# [TASK STATEMENT]
Go through the data below and gather each line containing "metalliche".

# [RECORDS SUPPLIED]
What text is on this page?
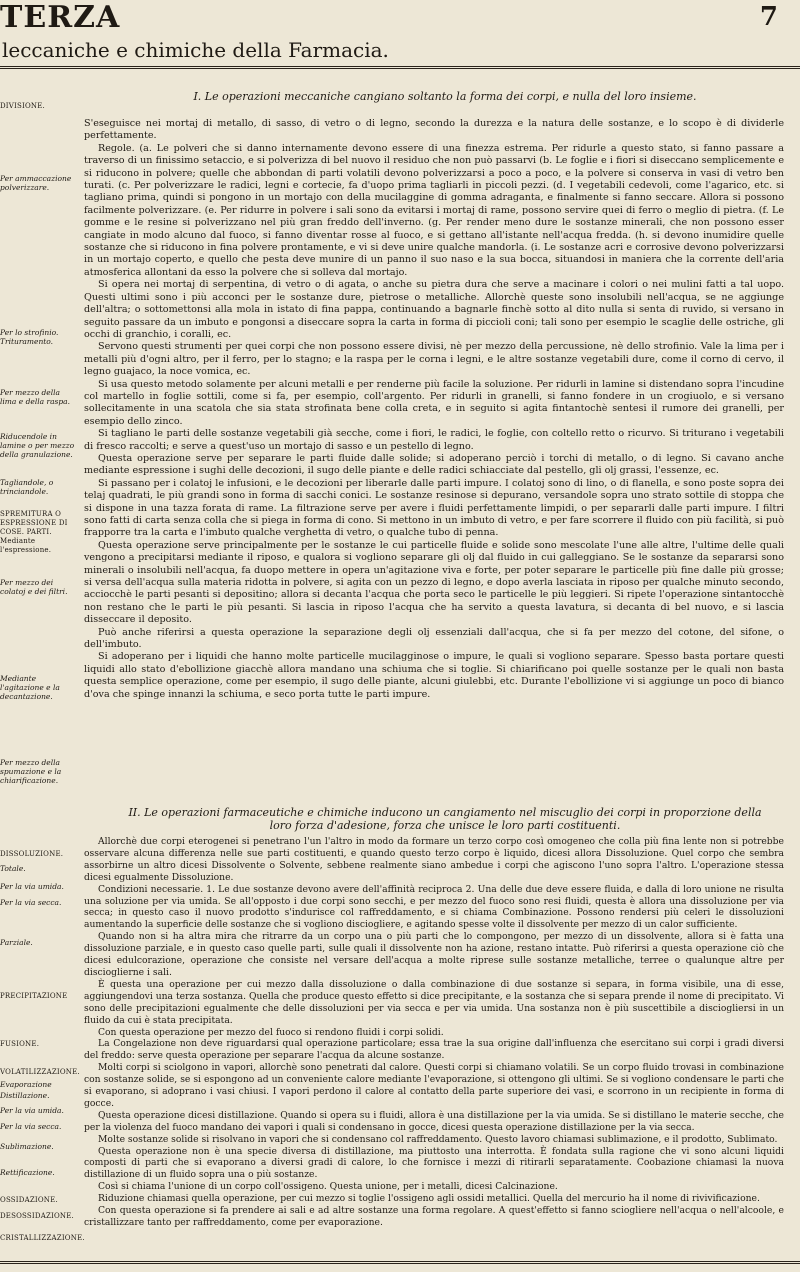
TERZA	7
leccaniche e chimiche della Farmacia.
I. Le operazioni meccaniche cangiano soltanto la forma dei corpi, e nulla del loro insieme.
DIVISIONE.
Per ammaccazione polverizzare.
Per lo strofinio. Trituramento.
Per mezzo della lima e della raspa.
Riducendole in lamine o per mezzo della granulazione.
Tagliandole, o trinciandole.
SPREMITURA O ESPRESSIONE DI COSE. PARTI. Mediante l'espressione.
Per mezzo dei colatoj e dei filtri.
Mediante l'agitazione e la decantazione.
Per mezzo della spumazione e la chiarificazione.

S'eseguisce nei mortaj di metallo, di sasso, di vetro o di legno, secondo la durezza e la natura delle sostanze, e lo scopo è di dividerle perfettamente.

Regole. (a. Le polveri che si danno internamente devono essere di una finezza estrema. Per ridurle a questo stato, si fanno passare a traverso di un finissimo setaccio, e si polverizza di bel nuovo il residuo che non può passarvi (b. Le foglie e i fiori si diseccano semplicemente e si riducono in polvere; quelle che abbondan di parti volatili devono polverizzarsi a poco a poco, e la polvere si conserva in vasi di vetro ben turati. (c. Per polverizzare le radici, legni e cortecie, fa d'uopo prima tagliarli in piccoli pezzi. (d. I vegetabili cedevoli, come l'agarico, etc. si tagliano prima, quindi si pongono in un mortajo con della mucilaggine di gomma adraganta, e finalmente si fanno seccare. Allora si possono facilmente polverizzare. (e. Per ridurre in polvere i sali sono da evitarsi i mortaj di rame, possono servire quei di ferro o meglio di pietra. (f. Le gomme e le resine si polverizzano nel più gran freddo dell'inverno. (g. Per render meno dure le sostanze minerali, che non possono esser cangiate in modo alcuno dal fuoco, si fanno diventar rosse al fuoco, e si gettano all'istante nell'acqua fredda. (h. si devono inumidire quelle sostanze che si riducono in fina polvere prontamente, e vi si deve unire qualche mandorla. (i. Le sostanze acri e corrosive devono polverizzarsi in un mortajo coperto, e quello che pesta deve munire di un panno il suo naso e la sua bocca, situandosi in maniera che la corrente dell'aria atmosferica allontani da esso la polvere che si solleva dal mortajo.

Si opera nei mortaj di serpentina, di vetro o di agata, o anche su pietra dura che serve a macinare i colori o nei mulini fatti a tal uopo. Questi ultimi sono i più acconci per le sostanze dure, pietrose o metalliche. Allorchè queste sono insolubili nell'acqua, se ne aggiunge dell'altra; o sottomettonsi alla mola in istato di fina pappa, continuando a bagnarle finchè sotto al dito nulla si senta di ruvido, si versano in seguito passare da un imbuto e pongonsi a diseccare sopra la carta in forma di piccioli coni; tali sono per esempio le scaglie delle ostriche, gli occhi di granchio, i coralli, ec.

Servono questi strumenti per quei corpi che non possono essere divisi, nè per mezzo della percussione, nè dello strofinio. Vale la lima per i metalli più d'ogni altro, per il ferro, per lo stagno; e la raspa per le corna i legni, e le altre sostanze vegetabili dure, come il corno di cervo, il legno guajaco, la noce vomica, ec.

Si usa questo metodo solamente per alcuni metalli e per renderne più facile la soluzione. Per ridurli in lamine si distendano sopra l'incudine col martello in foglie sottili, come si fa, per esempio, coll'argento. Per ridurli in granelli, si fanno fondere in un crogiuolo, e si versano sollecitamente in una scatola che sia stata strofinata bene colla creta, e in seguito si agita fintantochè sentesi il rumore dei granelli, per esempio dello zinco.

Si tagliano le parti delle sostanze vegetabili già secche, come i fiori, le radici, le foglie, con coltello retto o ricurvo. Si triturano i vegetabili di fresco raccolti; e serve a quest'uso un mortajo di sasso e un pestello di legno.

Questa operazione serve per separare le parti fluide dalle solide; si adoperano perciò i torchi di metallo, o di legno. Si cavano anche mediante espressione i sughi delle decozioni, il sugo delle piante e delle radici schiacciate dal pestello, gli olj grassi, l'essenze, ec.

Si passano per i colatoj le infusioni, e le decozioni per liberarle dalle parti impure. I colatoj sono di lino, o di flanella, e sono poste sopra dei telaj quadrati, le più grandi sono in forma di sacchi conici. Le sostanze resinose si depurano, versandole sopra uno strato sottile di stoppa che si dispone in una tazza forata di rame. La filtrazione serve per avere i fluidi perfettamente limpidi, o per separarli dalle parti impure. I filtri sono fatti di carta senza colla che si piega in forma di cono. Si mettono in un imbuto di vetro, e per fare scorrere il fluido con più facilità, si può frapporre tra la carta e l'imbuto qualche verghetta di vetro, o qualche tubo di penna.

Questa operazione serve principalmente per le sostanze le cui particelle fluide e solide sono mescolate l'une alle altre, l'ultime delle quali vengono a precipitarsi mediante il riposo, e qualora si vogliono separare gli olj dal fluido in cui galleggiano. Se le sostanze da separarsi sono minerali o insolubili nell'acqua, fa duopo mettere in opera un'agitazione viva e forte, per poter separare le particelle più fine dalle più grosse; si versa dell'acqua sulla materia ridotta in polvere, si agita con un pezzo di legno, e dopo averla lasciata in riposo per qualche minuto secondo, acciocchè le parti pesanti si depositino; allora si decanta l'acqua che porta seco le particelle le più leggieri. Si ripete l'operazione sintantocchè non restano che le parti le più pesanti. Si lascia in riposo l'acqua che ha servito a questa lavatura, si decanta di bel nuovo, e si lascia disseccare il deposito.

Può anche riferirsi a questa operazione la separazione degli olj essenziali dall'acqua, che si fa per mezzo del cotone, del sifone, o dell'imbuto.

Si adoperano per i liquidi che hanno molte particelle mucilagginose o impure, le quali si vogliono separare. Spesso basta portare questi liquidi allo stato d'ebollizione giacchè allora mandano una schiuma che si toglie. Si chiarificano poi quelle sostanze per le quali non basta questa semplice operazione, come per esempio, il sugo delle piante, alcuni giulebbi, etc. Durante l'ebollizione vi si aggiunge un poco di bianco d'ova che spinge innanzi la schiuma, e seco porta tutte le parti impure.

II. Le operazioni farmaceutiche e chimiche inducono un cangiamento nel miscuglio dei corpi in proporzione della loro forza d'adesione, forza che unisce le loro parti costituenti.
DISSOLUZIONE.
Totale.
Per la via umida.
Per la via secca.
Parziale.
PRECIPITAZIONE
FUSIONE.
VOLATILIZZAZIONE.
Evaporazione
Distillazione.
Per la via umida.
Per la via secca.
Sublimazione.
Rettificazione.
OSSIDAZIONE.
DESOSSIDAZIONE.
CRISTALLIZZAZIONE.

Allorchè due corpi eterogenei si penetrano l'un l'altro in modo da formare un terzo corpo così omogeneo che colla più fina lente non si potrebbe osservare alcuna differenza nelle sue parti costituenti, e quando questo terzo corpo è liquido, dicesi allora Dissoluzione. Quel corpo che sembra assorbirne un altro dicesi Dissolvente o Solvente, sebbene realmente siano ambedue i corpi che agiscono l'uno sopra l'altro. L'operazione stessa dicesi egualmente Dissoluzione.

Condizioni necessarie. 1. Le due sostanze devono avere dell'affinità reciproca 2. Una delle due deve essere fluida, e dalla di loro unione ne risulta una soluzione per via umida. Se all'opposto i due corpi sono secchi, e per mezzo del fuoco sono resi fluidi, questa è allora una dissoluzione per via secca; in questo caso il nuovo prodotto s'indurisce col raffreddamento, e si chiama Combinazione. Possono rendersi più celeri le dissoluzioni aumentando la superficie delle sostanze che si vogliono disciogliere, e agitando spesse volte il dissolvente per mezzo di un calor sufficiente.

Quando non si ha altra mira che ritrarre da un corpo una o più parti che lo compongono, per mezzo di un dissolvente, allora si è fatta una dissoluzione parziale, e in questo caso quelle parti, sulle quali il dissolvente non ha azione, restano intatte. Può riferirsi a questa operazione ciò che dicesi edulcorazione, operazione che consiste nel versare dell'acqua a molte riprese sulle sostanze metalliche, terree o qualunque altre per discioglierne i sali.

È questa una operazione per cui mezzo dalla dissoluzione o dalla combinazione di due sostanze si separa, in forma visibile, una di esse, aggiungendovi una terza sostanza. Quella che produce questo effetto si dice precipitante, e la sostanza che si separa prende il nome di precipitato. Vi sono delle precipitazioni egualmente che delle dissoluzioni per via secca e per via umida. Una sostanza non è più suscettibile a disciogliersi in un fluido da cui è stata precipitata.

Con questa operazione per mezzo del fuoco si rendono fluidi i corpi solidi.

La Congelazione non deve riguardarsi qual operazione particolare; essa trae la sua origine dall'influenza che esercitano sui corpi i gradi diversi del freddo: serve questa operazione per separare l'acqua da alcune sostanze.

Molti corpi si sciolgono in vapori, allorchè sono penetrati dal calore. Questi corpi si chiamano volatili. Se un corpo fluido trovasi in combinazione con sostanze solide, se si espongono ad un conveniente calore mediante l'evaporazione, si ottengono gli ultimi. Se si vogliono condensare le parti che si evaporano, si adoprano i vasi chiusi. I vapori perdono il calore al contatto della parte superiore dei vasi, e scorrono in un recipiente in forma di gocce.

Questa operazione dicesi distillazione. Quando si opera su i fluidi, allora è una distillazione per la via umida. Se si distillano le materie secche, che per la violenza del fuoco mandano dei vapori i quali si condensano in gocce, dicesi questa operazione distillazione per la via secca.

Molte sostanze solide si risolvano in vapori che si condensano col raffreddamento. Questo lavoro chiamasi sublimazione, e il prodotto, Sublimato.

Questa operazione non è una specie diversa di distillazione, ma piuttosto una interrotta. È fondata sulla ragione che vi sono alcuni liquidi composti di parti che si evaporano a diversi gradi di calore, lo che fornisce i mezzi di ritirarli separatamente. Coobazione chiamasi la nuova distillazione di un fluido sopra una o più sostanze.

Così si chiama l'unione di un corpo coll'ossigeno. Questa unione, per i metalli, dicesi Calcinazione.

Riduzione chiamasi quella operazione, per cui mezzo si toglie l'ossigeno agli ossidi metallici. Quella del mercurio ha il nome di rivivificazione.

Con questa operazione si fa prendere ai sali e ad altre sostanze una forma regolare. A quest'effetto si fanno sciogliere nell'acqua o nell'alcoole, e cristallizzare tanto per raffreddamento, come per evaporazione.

# [RESPONSE BELOW]
Si opera nei mortaj di serpentina, di vetro o di agata, o anche su pietra dura che serve a macinare i colori o nei mulini fatti a tal uopo. Questi ultimi sono i più acconci per le sostanze dure, pietrose o metalliche. Allorchè queste sono insolubili nell'acqua, se ne aggiunge dell'altra; o sottomettonsi alla mola in istato di fina pappa, continuando a bagnarle finchè sotto al dito nulla si senta di ruvido, si versano in seguito passare da un imbuto e pongonsi a diseccare sopra la carta in forma di piccioli coni; tali sono per esempio le scaglie delle ostriche, gli occhi di granchio, i coralli, ec.
Quando non si ha altra mira che ritrarre da un corpo una o più parti che lo compongono, per mezzo di un dissolvente, allora si è fatta una dissoluzione parziale, e in questo caso quelle parti, sulle quali il dissolvente non ha azione, restano intatte. Può riferirsi a questa operazione ciò che dicesi edulcorazione, operazione che consiste nel versare dell'acqua a molte riprese sulle sostanze metalliche, terree o qualunque altre per discioglierne i sali.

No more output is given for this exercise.